Working data
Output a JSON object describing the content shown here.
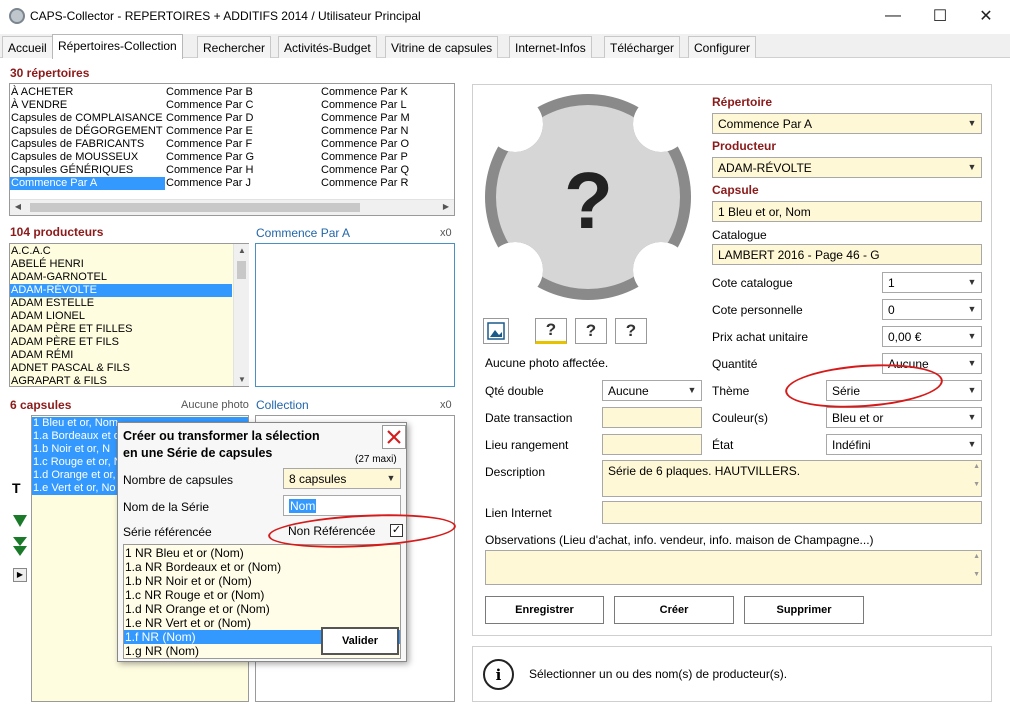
{
  "window": {
    "title": "CAPS-Collector - REPERTOIRES + ADDITIFS 2014 / Utilisateur Principal",
    "minimize": "—",
    "maximize": "☐",
    "close": "✕"
  },
  "tabs": [
    {
      "label": "Accueil"
    },
    {
      "label": "Répertoires-Collection"
    },
    {
      "label": "Rechercher"
    },
    {
      "label": "Activités-Budget"
    },
    {
      "label": "Vitrine de capsules"
    },
    {
      "label": "Internet-Infos"
    },
    {
      "label": "Télécharger"
    },
    {
      "label": "Configurer"
    }
  ],
  "repertoires": {
    "heading": "30 répertoires",
    "col1": [
      "À ACHETER",
      "À VENDRE",
      "Capsules de COMPLAISANCE",
      "Capsules de DÉGORGEMENT",
      "Capsules de FABRICANTS",
      "Capsules de MOUSSEUX",
      "Capsules GÉNÉRIQUES",
      "Commence Par A"
    ],
    "col2": [
      "Commence Par B",
      "Commence Par C",
      "Commence Par D",
      "Commence Par E",
      "Commence Par F",
      "Commence Par G",
      "Commence Par H",
      "Commence Par J"
    ],
    "col3": [
      "Commence Par K",
      "Commence Par L",
      "Commence Par M",
      "Commence Par N",
      "Commence Par O",
      "Commence Par P",
      "Commence Par Q",
      "Commence Par R"
    ],
    "selected": "Commence Par A"
  },
  "producteurs": {
    "heading": "104 producteurs",
    "items": [
      "A.C.A.C",
      "ABELÉ HENRI",
      "ADAM-GARNOTEL",
      "ADAM-RÉVOLTE",
      "ADAM ESTELLE",
      "ADAM LIONEL",
      "ADAM PÈRE ET FILLES",
      "ADAM PÈRE ET FILS",
      "ADAM RÉMI",
      "ADNET PASCAL & FILS",
      "AGRAPART & FILS"
    ],
    "selected": "ADAM-RÉVOLTE",
    "right_heading": "Commence Par A",
    "right_count": "x0"
  },
  "capsules": {
    "heading": "6 capsules",
    "photo_label": "Aucune photo",
    "items": [
      "1 Bleu et or, Nom",
      "1.a Bordeaux et o",
      "1.b Noir et or, N",
      "1.c Rouge et or, N",
      "1.d Orange et or,",
      "1.e Vert et or, No"
    ],
    "side_t": "T",
    "collection_heading": "Collection",
    "collection_count": "x0"
  },
  "dialog": {
    "title_line1": "Créer ou transformer la sélection",
    "title_line2": "en une Série de capsules",
    "max": "(27 maxi)",
    "nombre_label": "Nombre de capsules",
    "nombre_value": "8 capsules",
    "nom_label": "Nom de la Série",
    "nom_value": "Nom",
    "serie_ref_label": "Série référencée",
    "non_ref_label": "Non Référencée",
    "list": [
      "1 NR Bleu et or (Nom)",
      "1.a NR Bordeaux et or (Nom)",
      "1.b NR Noir et or (Nom)",
      "1.c NR Rouge et or (Nom)",
      "1.d NR Orange et or (Nom)",
      "1.e NR Vert et or (Nom)",
      "1.f NR (Nom)",
      "1.g NR (Nom)"
    ],
    "selected": "1.f NR (Nom)",
    "valider": "Valider"
  },
  "detail": {
    "photo_placeholder": "?",
    "photo_status": "Aucune photo affectée.",
    "repertoire_label": "Répertoire",
    "repertoire_value": "Commence Par A",
    "producteur_label": "Producteur",
    "producteur_value": "ADAM-RÉVOLTE",
    "capsule_label": "Capsule",
    "capsule_value": "1 Bleu et or, Nom",
    "catalogue_label": "Catalogue",
    "catalogue_value": "LAMBERT 2016 - Page 46 - G",
    "cote_cat_label": "Cote catalogue",
    "cote_cat_value": "1",
    "cote_perso_label": "Cote personnelle",
    "cote_perso_value": "0",
    "prix_label": "Prix achat unitaire",
    "prix_value": "0,00 €",
    "quantite_label": "Quantité",
    "quantite_value": "Aucune",
    "qte_double_label": "Qté double",
    "qte_double_value": "Aucune",
    "theme_label": "Thème",
    "theme_value": "Série",
    "date_label": "Date transaction",
    "couleur_label": "Couleur(s)",
    "couleur_value": "Bleu et or",
    "lieu_label": "Lieu rangement",
    "etat_label": "État",
    "etat_value": "Indéfini",
    "description_label": "Description",
    "description_value": "Série de 6 plaques. HAUTVILLERS.",
    "lien_label": "Lien Internet",
    "observations_label": "Observations (Lieu d'achat, info. vendeur, info. maison de Champagne...)",
    "btn_enregistrer": "Enregistrer",
    "btn_creer": "Créer",
    "btn_supprimer": "Supprimer"
  },
  "info_bar": {
    "message": "Sélectionner un ou des nom(s) de producteur(s).",
    "icon": "i"
  },
  "colors": {
    "accent": "#8b1a1a",
    "selection": "#3399ff",
    "field_yellow": "#fff8d6",
    "highlight_ring": "#d61a1a"
  }
}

Requirements
From the data above, copy each line that has the string "selected".

Answer to this task
    "selected": "Commence Par A"
    "selected": "ADAM-RÉVOLTE",
    "selected": "1.f NR (Nom)",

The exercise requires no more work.